STATED TASK: In the entries below, find the lines that contain the word "name" and copy them.

Source records:
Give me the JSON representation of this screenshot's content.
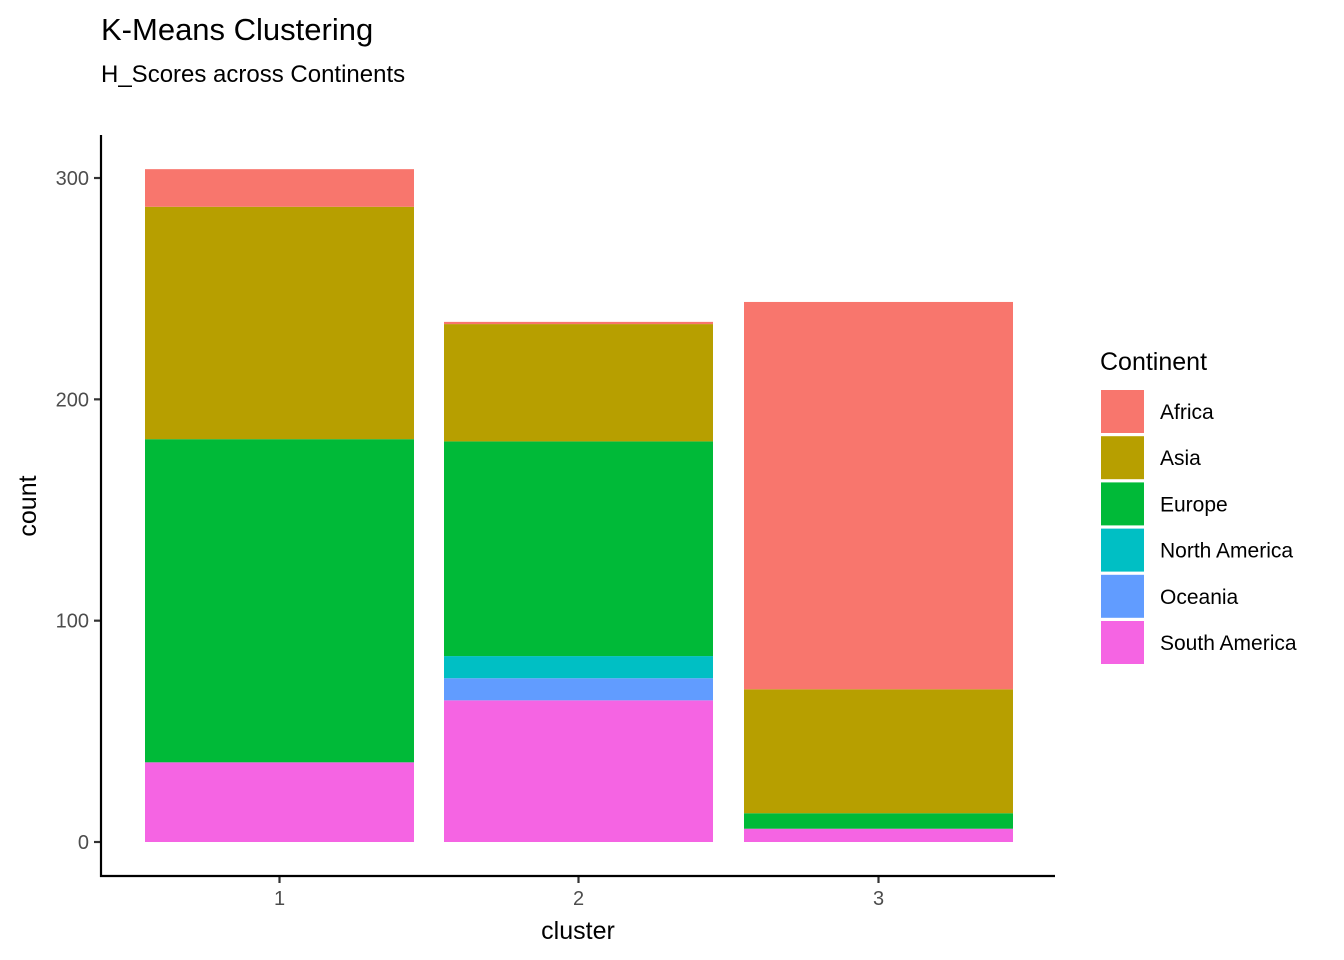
{
  "chart_data": {
    "type": "bar",
    "stacked": true,
    "title": "K-Means Clustering",
    "subtitle": "H_Scores across Continents",
    "xlabel": "cluster",
    "ylabel": "count",
    "categories": [
      "1",
      "2",
      "3"
    ],
    "ylim": [
      0,
      310
    ],
    "yticks": [
      0,
      100,
      200,
      300
    ],
    "grid": false,
    "legend": {
      "title": "Continent",
      "position": "right"
    },
    "series": [
      {
        "name": "Africa",
        "color": "#F8766D",
        "values": [
          17,
          1,
          175
        ]
      },
      {
        "name": "Asia",
        "color": "#B79F00",
        "values": [
          105,
          53,
          56
        ]
      },
      {
        "name": "Europe",
        "color": "#00BA38",
        "values": [
          146,
          97,
          7
        ]
      },
      {
        "name": "North America",
        "color": "#00BFC4",
        "values": [
          0,
          10,
          0
        ]
      },
      {
        "name": "Oceania",
        "color": "#619CFF",
        "values": [
          0,
          10,
          0
        ]
      },
      {
        "name": "South America",
        "color": "#F564E3",
        "values": [
          36,
          64,
          6
        ]
      }
    ]
  }
}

COMPLETED EXERCISE:
        "name": "Africa",
        "name": "Asia",
        "name": "Europe",
        "name": "North America",
        "name": "Oceania",
        "name": "South America",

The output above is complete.